#### [Фрагмент текста]

+ + + +

Былое и бумы

Русские в Берлине: на фестивале показали картину Алексея Германа-младшего «Под электрическими облаками» и скандальный фильм Питера Гринуэя «Эйзенштейн в Гуанахуато»,
Кадр из фильма «Эйзенштейн в Гуанахуато» © Berlinale

В последние годы Берлинале превратился в фестиваль «маленьких людей». «Золотых» и «Серебряных медведей» отсюда увозили камерные истории. Вот женщина из бывшей Югославии, которая никак не может наладить мирную жизнь, вот сборщик металлолома, которому не хватает денег на операцию для жены, вот турецкий мальчик, потерявший отца, вот иранская пара, подающая на развод, - фильму про нее в итоге достанется «Оскар». Все это – реальность, и авторы пытались запечатлеть ее со всей возможной достоверностью. Однако нынешний фестиваль взял совсем другой курс. В конкурсе – не этюды, а монументальные полотна, перегруженные символами и метафорами и часто тонущие под их тяжестью.

+ + + +

#### [Извлечённые данные]
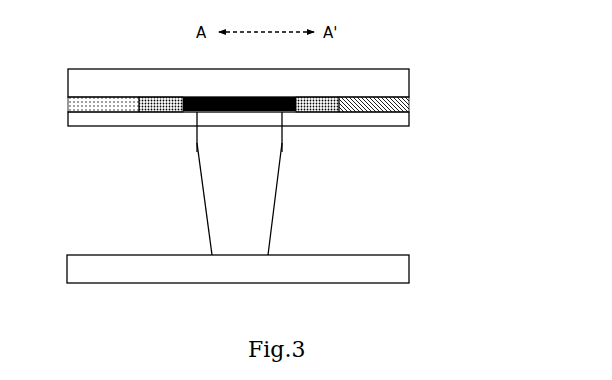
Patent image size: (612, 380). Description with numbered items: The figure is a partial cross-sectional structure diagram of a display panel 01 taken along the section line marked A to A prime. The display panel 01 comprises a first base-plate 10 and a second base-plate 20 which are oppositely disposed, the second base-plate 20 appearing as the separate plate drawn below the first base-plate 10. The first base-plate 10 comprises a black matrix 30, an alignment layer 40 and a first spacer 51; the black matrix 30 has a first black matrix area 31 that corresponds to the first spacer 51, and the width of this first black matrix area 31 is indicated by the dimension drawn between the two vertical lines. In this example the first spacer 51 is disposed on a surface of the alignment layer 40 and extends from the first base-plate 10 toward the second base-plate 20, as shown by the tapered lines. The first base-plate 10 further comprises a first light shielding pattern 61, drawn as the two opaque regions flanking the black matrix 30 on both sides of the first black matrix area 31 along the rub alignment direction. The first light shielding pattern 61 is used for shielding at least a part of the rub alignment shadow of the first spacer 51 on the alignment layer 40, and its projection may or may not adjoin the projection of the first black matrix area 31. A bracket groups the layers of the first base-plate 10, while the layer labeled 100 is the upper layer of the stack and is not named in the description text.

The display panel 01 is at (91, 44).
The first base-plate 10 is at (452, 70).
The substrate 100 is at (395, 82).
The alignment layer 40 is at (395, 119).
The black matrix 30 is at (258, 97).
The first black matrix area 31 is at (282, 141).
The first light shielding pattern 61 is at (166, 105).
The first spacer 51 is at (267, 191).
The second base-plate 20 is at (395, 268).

+ + + +

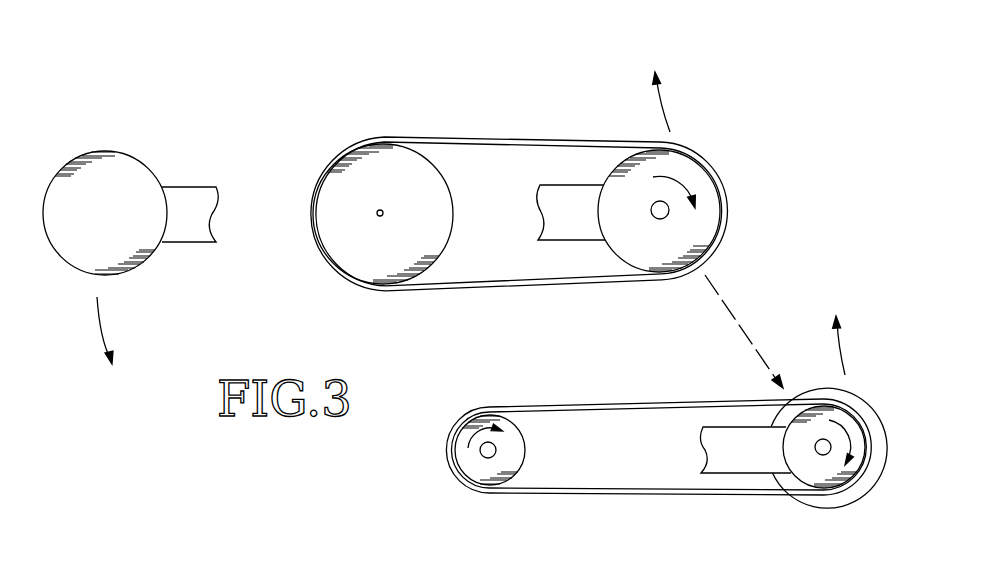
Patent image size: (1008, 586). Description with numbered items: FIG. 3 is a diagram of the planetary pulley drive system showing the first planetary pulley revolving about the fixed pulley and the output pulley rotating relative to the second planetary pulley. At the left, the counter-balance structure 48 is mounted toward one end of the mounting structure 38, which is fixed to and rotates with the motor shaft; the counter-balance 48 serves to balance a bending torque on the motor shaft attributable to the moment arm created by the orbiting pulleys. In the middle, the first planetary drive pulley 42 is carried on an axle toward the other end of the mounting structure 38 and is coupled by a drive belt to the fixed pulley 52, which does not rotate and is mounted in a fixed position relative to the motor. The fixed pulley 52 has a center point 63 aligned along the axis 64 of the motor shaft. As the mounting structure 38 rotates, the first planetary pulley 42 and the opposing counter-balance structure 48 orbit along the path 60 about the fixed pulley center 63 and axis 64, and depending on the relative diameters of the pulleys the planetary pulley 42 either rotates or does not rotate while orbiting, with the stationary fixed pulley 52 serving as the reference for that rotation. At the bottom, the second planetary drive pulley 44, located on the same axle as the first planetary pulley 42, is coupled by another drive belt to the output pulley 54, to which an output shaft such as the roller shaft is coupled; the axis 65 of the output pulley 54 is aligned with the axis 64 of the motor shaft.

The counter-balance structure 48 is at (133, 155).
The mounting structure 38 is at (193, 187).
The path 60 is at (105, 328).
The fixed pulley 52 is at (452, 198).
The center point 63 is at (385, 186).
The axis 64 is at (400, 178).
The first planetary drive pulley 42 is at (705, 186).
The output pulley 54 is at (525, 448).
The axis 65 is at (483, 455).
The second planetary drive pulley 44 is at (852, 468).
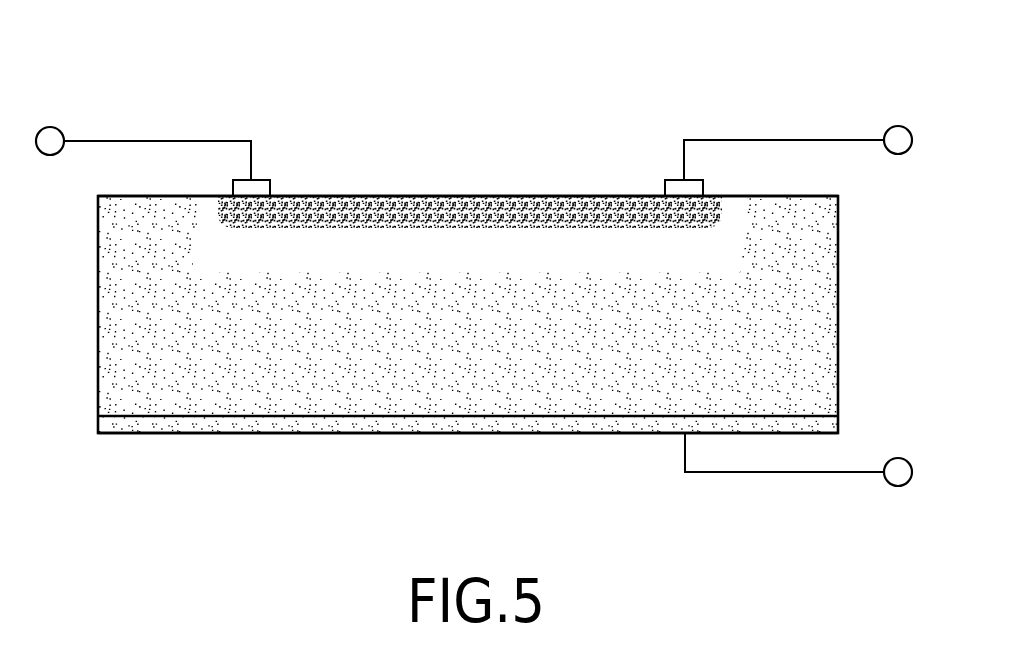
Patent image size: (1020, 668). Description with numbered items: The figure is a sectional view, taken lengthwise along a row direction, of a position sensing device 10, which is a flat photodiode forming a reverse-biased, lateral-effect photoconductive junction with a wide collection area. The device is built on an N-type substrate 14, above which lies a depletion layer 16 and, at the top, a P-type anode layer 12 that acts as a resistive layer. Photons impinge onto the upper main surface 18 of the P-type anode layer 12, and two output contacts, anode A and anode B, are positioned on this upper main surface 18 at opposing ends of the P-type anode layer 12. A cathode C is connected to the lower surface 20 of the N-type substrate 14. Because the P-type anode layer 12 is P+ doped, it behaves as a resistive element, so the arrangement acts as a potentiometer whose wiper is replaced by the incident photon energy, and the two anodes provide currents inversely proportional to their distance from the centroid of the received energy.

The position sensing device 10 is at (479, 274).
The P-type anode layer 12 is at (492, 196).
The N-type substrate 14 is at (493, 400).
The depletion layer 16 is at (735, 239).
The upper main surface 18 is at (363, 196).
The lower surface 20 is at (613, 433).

+ + + +

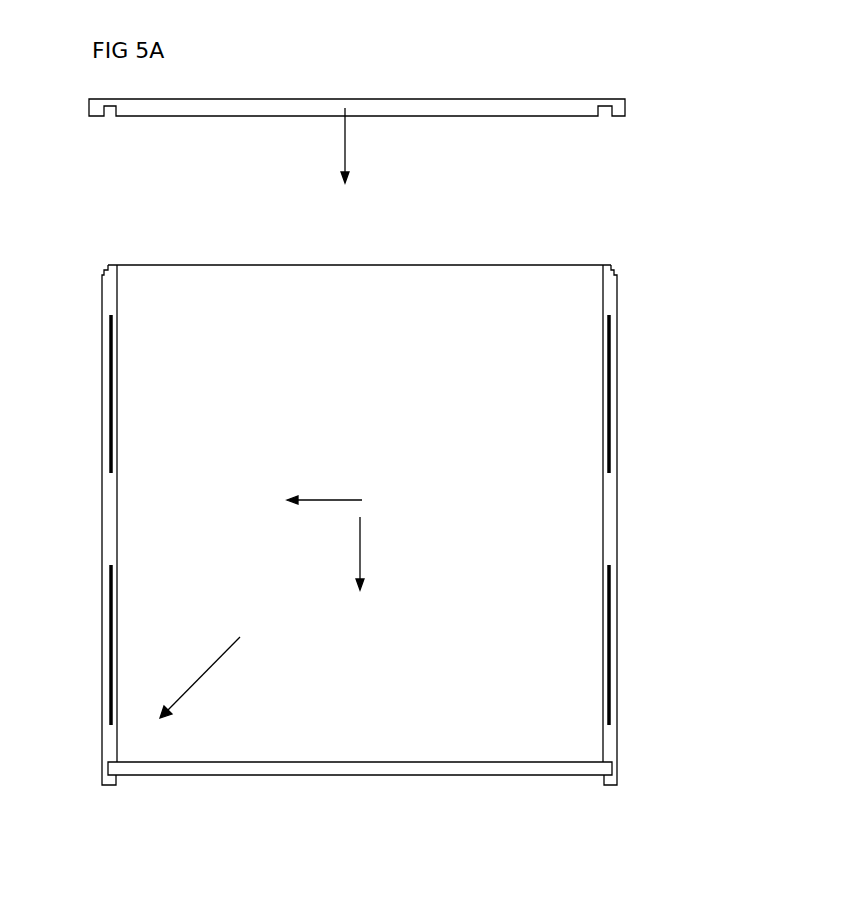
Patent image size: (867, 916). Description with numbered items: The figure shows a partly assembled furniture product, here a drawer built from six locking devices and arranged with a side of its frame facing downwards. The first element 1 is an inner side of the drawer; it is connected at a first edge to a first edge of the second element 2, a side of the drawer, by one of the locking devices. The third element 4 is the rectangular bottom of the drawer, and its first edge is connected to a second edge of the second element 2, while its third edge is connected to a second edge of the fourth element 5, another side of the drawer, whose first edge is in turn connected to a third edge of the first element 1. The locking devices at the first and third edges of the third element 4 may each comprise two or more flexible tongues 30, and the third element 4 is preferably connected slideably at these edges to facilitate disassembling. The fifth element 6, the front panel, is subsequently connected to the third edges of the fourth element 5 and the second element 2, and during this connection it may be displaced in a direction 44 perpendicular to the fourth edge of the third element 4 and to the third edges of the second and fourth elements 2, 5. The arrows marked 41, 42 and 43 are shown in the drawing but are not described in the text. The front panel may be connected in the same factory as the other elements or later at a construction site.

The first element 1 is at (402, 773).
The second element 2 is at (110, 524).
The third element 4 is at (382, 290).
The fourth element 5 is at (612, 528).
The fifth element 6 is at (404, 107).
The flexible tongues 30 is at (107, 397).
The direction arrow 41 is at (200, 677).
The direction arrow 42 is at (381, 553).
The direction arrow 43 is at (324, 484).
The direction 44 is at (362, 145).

+ + + +

#### [Суть задания]
a: Назовите всех героев камерных историй, которых текст о Берлинале приводит как примеры фильмов о «маленьких людях».
b: Продолжите текст о Берлинском кинофестивале, начав сразу после его последнего предложения.

#### [Ответы]
a:
- женщина из бывшей Югославии, которая никак не может наладить мирную жизнь;
- сборщик металлолома, которому не хватает денег на операцию для жены;
- турецкий мальчик, потерявший отца;
- иранская пара, подающая на развод.

b:
Все началось с «Рыцаря кубков» Терренса Малика – очередной видеоинсталляции, которая продолжает линию, начатую «Древом жизни» и «К чуду». Это фильм, снятый из нирваны. В нем нет сюжета, нет характеров, нет линейного движения: волшебная камера Эммануэля Любецки постоянно кружится, делая паузы лишь для прыжков в бассейн. Картина поделена на эпизоды, которые носят названия карт Таро («Рыцарь кубков» - тоже оттуда), но даже опытная гадалка едва ли сможет связать эти заголовки с происходящим на экране.


Кадр из фильма «Рыцарь кубков» © Dogwood Pictures

Герой Кристиана Бэйла с одним и тем же отстраненным выражением лица бродит по улицам Лос-Анджелеса, встречая по дороге то бывшую жену Кейт Бланшетт, то Фриду Пинту, то Натали Портман. Закадровые монологи обрушиваются на зрителя ничего не значащим потоком высокопарных слов, все залито солнечным светом, по небу плывут облака и самолеты. Один из самых выдающихся режиссеров современности, кажется, окончательно превратился в троянскую Кассандру: он говорит с публикой на языке, которого она не понимает, и показывает ей образы, которые она не может расшифровать. Проклятие Аполлона – страшная вещь.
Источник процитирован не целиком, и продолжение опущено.